▶ **Instructions for the task**
Tally the lines of the listing that contain the string "Payroll". Give the number and nothing else.

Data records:

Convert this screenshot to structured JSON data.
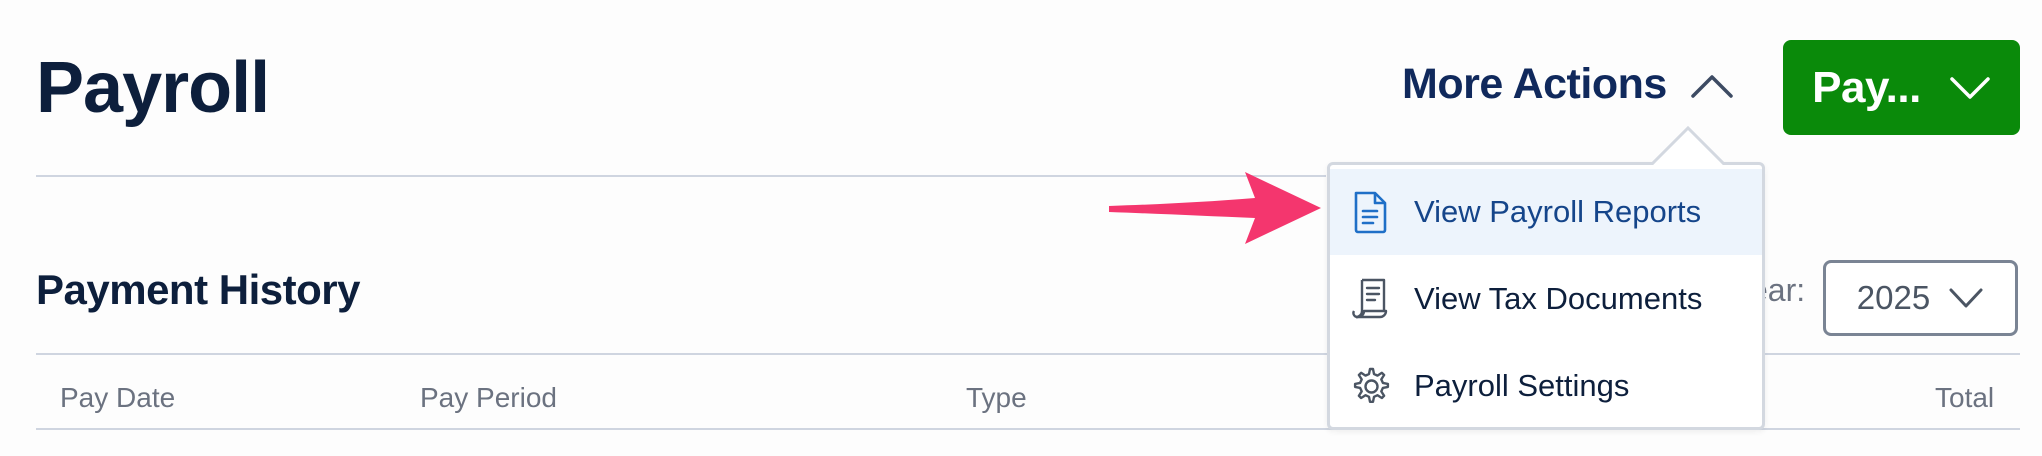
{
  "header": {
    "title": "Payroll",
    "more_actions_label": "More Actions",
    "more_actions_icon": "chevron-up-icon",
    "pay_button_label": "Pay...",
    "pay_button_icon": "chevron-down-icon"
  },
  "colors": {
    "brand_navy": "#0d1f3c",
    "pay_green": "#0a8a0a",
    "highlight_bg": "#edf4fc",
    "annotation_arrow": "#f4366e"
  },
  "menu": {
    "items": [
      {
        "label": "View Payroll Reports",
        "icon": "document-icon",
        "highlighted": true
      },
      {
        "label": "View Tax Documents",
        "icon": "scroll-icon",
        "highlighted": false
      },
      {
        "label": "Payroll Settings",
        "icon": "gear-icon",
        "highlighted": false
      }
    ]
  },
  "payment_history": {
    "title": "Payment History",
    "year_label": "ear:",
    "year_value": "2025",
    "columns": [
      "Pay Date",
      "Pay Period",
      "Type",
      "Total"
    ]
  }
}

▶ **Written solution**
3